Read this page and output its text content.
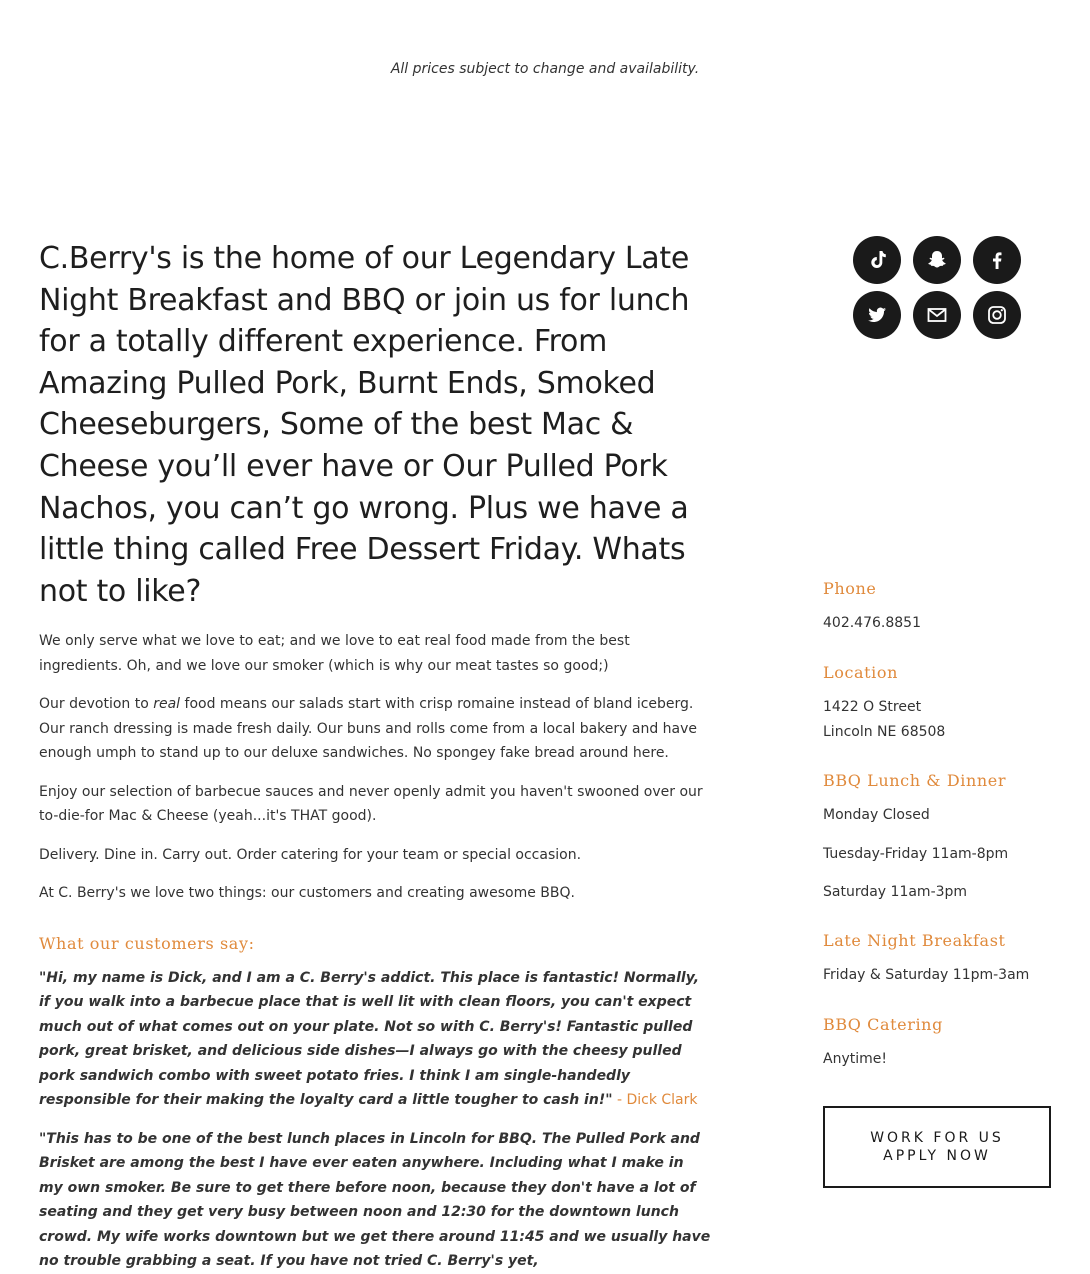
All prices subject to change and availability.
C.Berry's is the home of our Legendary Late Night Breakfast and BBQ or join us for lunch for a totally different experience. From Amazing Pulled Pork, Burnt Ends, Smoked Cheeseburgers, Some of the best Mac & Cheese you’ll ever have or Our Pulled Pork Nachos, you can’t go wrong. Plus we have a little thing called Free Dessert Friday. Whats not to like?

We only serve what we love to eat; and we love to eat real food made from the best ingredients. Oh, and we love our smoker (which is why our meat tastes so good;)

Our devotion to real food means our salads start with crisp romaine instead of bland iceberg. Our ranch dressing is made fresh daily. Our buns and rolls come from a local bakery and have enough umph to stand up to our deluxe sandwiches. No spongey fake bread around here.

Enjoy our selection of barbecue sauces and never openly admit you haven't swooned over our to-die-for Mac & Cheese (yeah...it's THAT good).

Delivery. Dine in. Carry out. Order catering for your team or special occasion.

At C. Berry's we love two things: our customers and creating awesome BBQ.

What our customers say:

"Hi, my name is Dick, and I am a C. Berry's addict. This place is fantastic! Normally, if you walk into a barbecue place that is well lit with clean floors, you can't expect much out of what comes out on your plate. Not so with C. Berry's! Fantastic pulled pork, great brisket, and delicious side dishes—I always go with the cheesy pulled pork sandwich combo with sweet potato fries. I think I am single-handedly responsible for their making the loyalty card a little tougher to cash in!" - Dick Clark

"This has to be one of the best lunch places in Lincoln for BBQ. The Pulled Pork and Brisket are among the best I have ever eaten anywhere. Including what I make in my own smoker. Be sure to get there before noon, because they don't have a lot of seating and they get very busy between noon and 12:30 for the downtown lunch crowd. My wife works downtown but we get there around 11:45 and we usually have no trouble grabbing a seat. If you have not tried C. Berry's yet,

Phone

402.476.8851

Location

1422 O Street

Lincoln NE 68508

BBQ Lunch & Dinner

Monday Closed

Tuesday-Friday 11am-8pm

Saturday 11am-3pm

Late Night Breakfast

Friday & Saturday 11pm-3am

BBQ Catering

Anytime!

WORK FOR US
APPLY NOW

************

### WHAT NEEDS TO BE DONE
List each line holding the string "best".

### RESULT FOR THIS TASK
C.Berry's is the home of our Legendary Late Night Breakfast and BBQ or join us for lunch for a totally different experience. From Amazing Pulled Pork, Burnt Ends, Smoked Cheeseburgers, Some of the best Mac & Cheese you’ll ever have or Our Pulled Pork Nachos, you can’t go wrong. Plus we have a little thing called Free Dessert Friday. Whats not to like?
We only serve what we love to eat; and we love to eat real food made from the best ingredients. Oh, and we love our smoker (which is why our meat tastes so good;)
"This has to be one of the best lunch places in Lincoln for BBQ. The Pulled Pork and Brisket are among the best I have ever eaten anywhere. Including what I make in my own smoker. Be sure to get there before noon, because they don't have a lot of seating and they get very busy between noon and 12:30 for the downtown lunch crowd. My wife works downtown but we get there around 11:45 and we usually have no trouble grabbing a seat. If you have not tried C. Berry's yet,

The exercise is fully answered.